> **AIM**
Exactly reproduce all the records, keeping pictures out of the copy.

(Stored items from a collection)
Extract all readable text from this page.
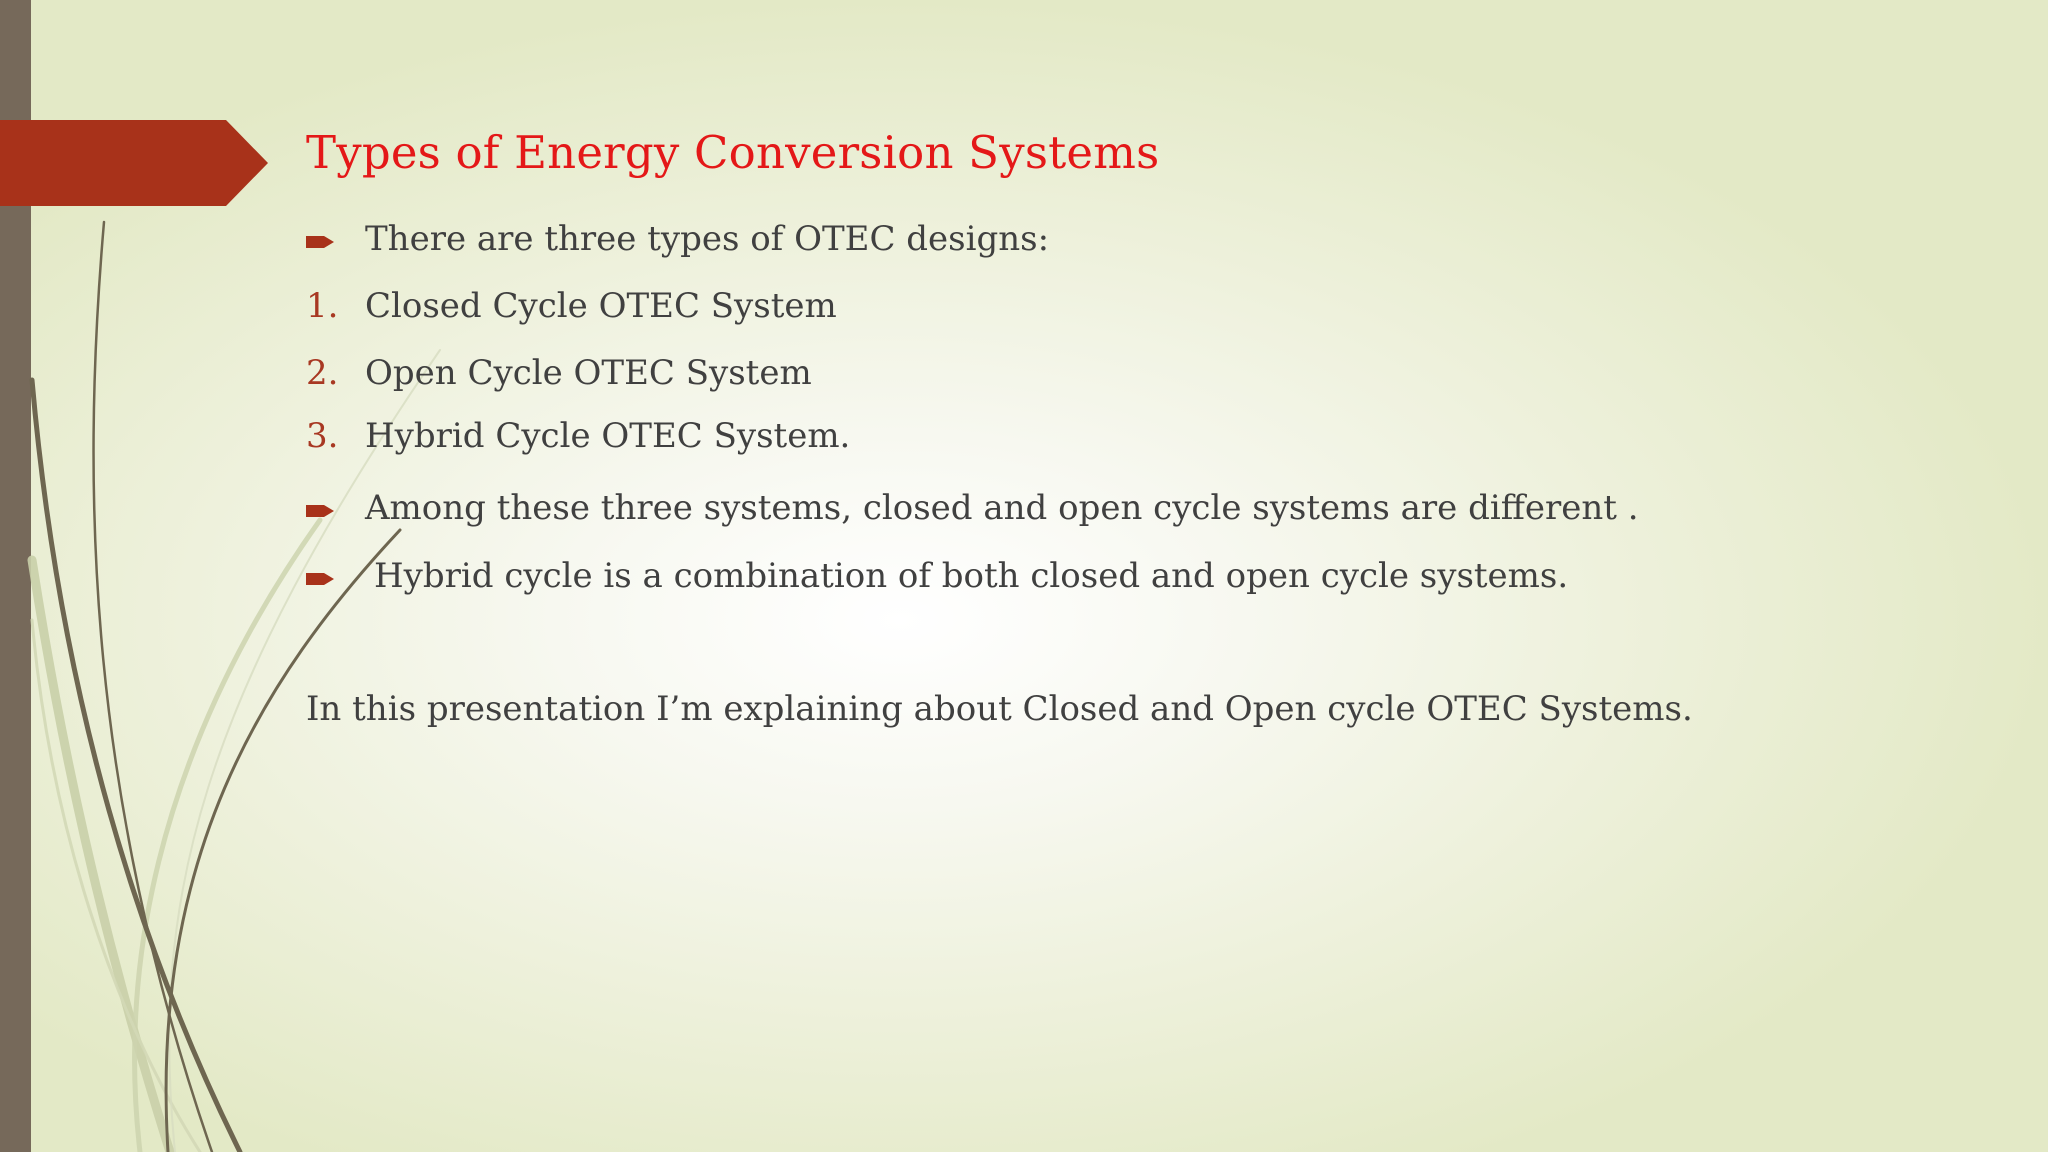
Types of Energy Conversion Systems
There are three types of OTEC designs:
1. Closed Cycle OTEC System
2. Open Cycle OTEC System
3. Hybrid Cycle OTEC System.
Among these three systems, closed and open cycle systems are different .
Hybrid cycle is a combination of both closed and open cycle systems.

In this presentation I’m explaining about Closed and Open cycle OTEC Systems.
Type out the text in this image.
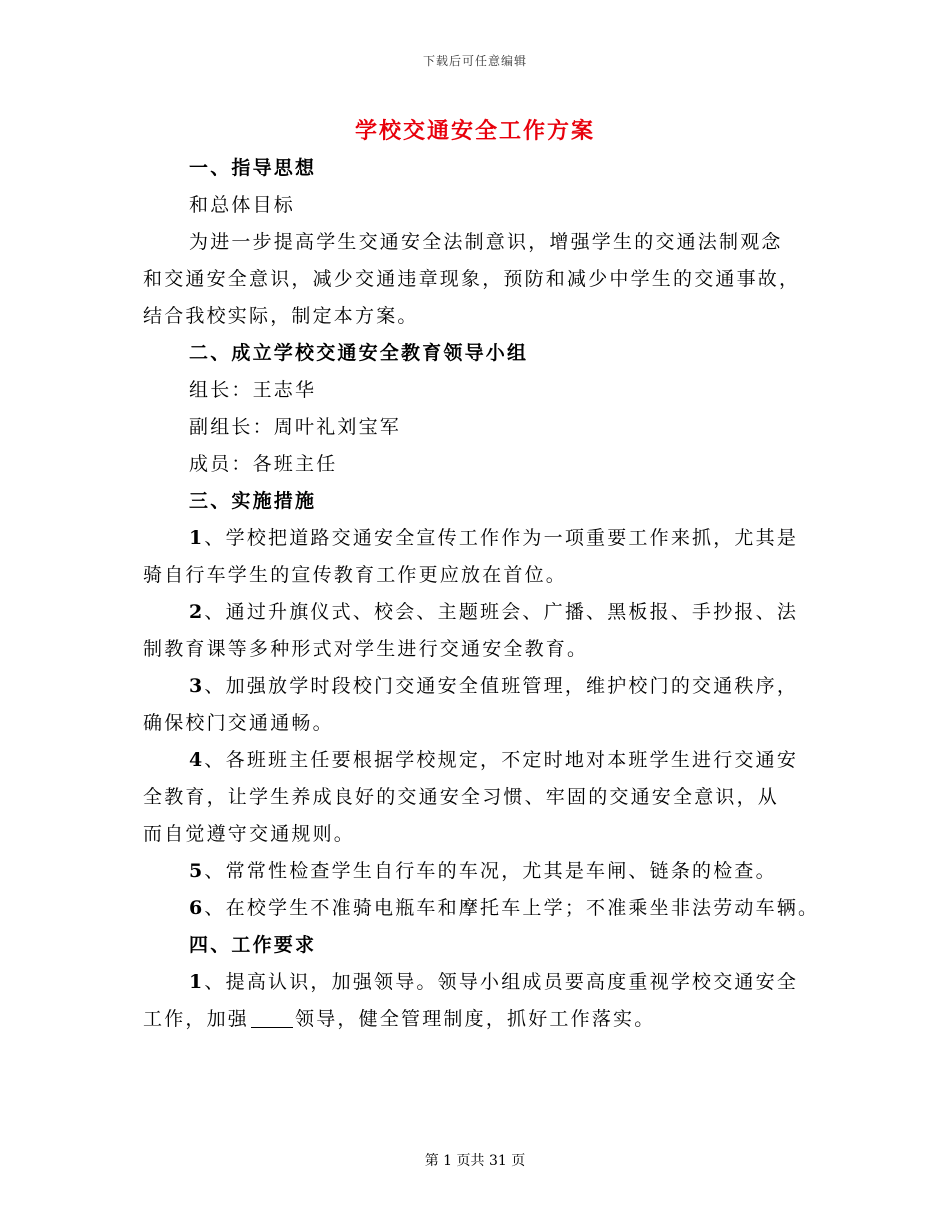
下载后可任意编辑
学校交通安全工作方案
一、指导思想
和总体目标
为进一步提高学生交通安全法制意识，增强学生的交通法制观念
和交通安全意识，减少交通违章现象，预防和减少中学生的交通事故，
结合我校实际，制定本方案。
二、成立学校交通安全教育领导小组
组长：王志华
副组长：周叶礼刘宝军
成员：各班主任
三、实施措施
1、学校把道路交通安全宣传工作作为一项重要工作来抓，尤其是
骑自行车学生的宣传教育工作更应放在首位。
2、通过升旗仪式、校会、主题班会、广播、黑板报、手抄报、法
制教育课等多种形式对学生进行交通安全教育。
3、加强放学时段校门交通安全值班管理，维护校门的交通秩序，
确保校门交通通畅。
4、各班班主任要根据学校规定，不定时地对本班学生进行交通安
全教育，让学生养成良好的交通安全习惯、牢固的交通安全意识，从
而自觉遵守交通规则。
5、常常性检查学生自行车的车况，尤其是车闸、链条的检查。
6、在校学生不准骑电瓶车和摩托车上学；不准乘坐非法劳动车辆。
四、工作要求
1、提高认识，加强领导。领导小组成员要高度重视学校交通安全
工作，加强 领导，健全管理制度，抓好工作落实。
第 1 页共 31 页
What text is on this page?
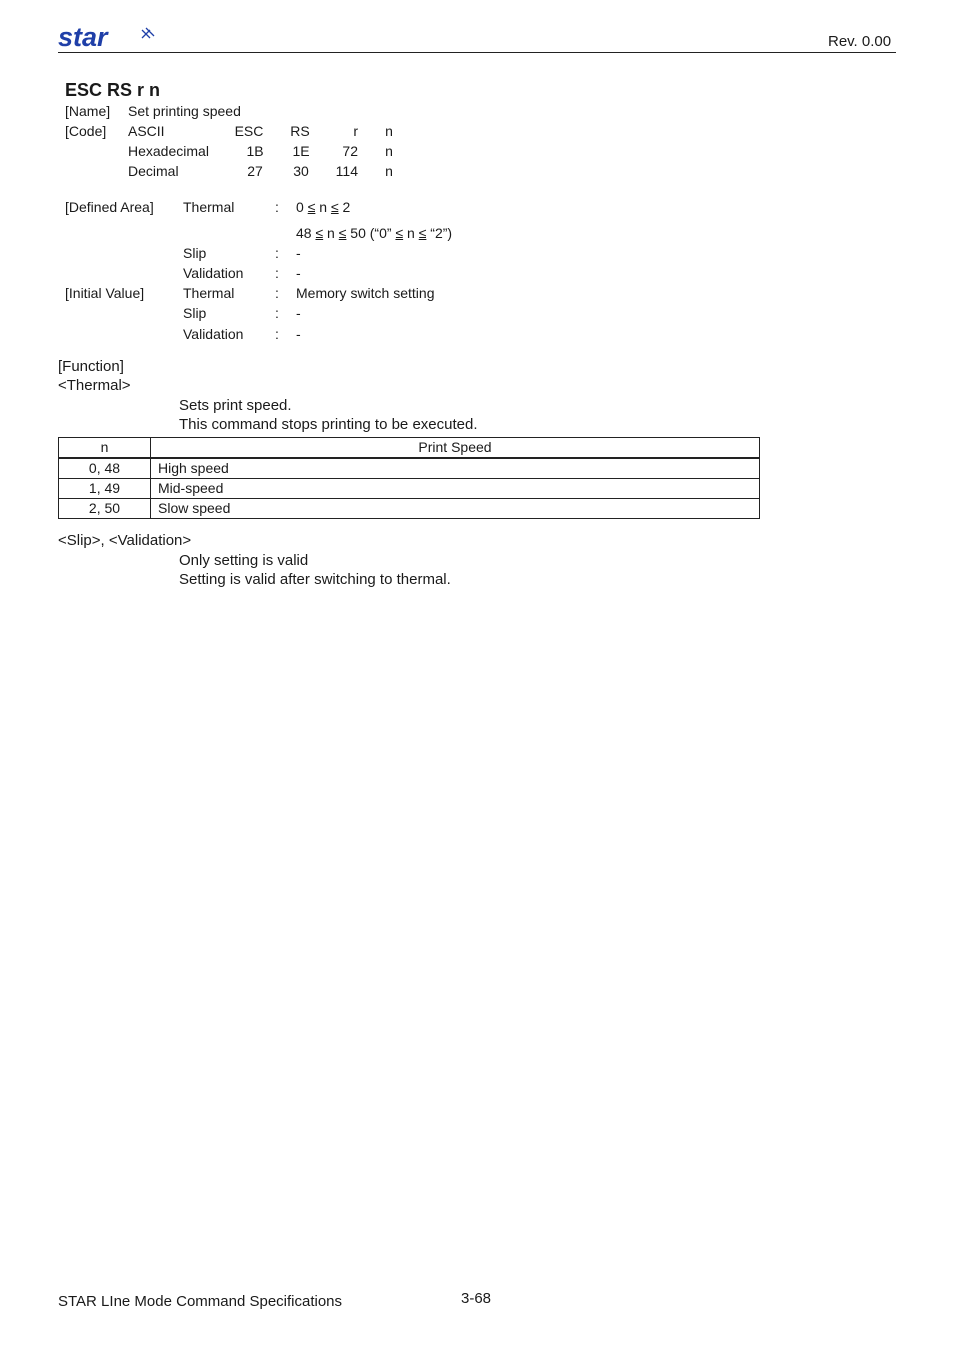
star	Rev. 0.00
ESC RS r n
[Name] Set printing speed
[Code] ASCII	ESC	RS	r	n
Hexadecimal	1B	1E	72	n
Decimal	27	30	114	n
[Defined Area] Thermal	: 0 ≤ n ≤ 2
48 ≤ n ≤ 50 (“0” ≤ n ≤ “2”)
Slip	: -
Validation : -
[Initial Value]	Thermal	: Memory switch setting
Slip	: -
Validation : -
[Function]
<Thermal>
Sets print speed.
This command stops printing to be executed.
n	Print Speed
0, 48	High speed
1, 49	Mid-speed
2, 50	Slow speed
<Slip>, <Validation>
Only setting is valid
Setting is valid after switching to thermal.
STAR LIne Mode Command Specifications	3-68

> **RESULT OF THE TASK**
Extract all readable text from this page.
Types of Energy Conversion Systems
There are three types of OTEC designs:
1. Closed Cycle OTEC System
2. Open Cycle OTEC System
3. Hybrid Cycle OTEC System.
Among these three systems, closed and open cycle systems are different .
Hybrid cycle is a combination of both closed and open cycle systems.

In this presentation I’m explaining about Closed and Open cycle OTEC Systems.
Type out the text in this image.
下载后可任意编辑
学校交通安全工作方案
一、指导思想
和总体目标
为进一步提高学生交通安全法制意识，增强学生的交通法制观念
和交通安全意识，减少交通违章现象，预防和减少中学生的交通事故，
结合我校实际，制定本方案。
二、成立学校交通安全教育领导小组
组长：王志华
副组长：周叶礼刘宝军
成员：各班主任
三、实施措施
1、学校把道路交通安全宣传工作作为一项重要工作来抓，尤其是
骑自行车学生的宣传教育工作更应放在首位。
2、通过升旗仪式、校会、主题班会、广播、黑板报、手抄报、法
制教育课等多种形式对学生进行交通安全教育。
3、加强放学时段校门交通安全值班管理，维护校门的交通秩序，
确保校门交通通畅。
4、各班班主任要根据学校规定，不定时地对本班学生进行交通安
全教育，让学生养成良好的交通安全习惯、牢固的交通安全意识，从
而自觉遵守交通规则。
5、常常性检查学生自行车的车况，尤其是车闸、链条的检查。
6、在校学生不准骑电瓶车和摩托车上学；不准乘坐非法劳动车辆。
四、工作要求
1、提高认识，加强领导。领导小组成员要高度重视学校交通安全
工作，加强 领导，健全管理制度，抓好工作落实。
第 1 页共 31 页
What text is on this page?
star	Rev. 0.00
ESC RS r n
[Name] Set printing speed
[Code] ASCII	ESC	RS	r	n
Hexadecimal	1B	1E	72	n
Decimal	27	30	114	n
[Defined Area] Thermal	: 0 ≤ n ≤ 2
48 ≤ n ≤ 50 (“0” ≤ n ≤ “2”)
Slip	: -
Validation : -
[Initial Value]	Thermal	: Memory switch setting
Slip	: -
Validation : -
[Function]
<Thermal>
Sets print speed.
This command stops printing to be executed.
n	Print Speed
0, 48	High speed
1, 49	Mid-speed
2, 50	Slow speed
<Slip>, <Validation>
Only setting is valid
Setting is valid after switching to thermal.
STAR LIne Mode Command Specifications	3-68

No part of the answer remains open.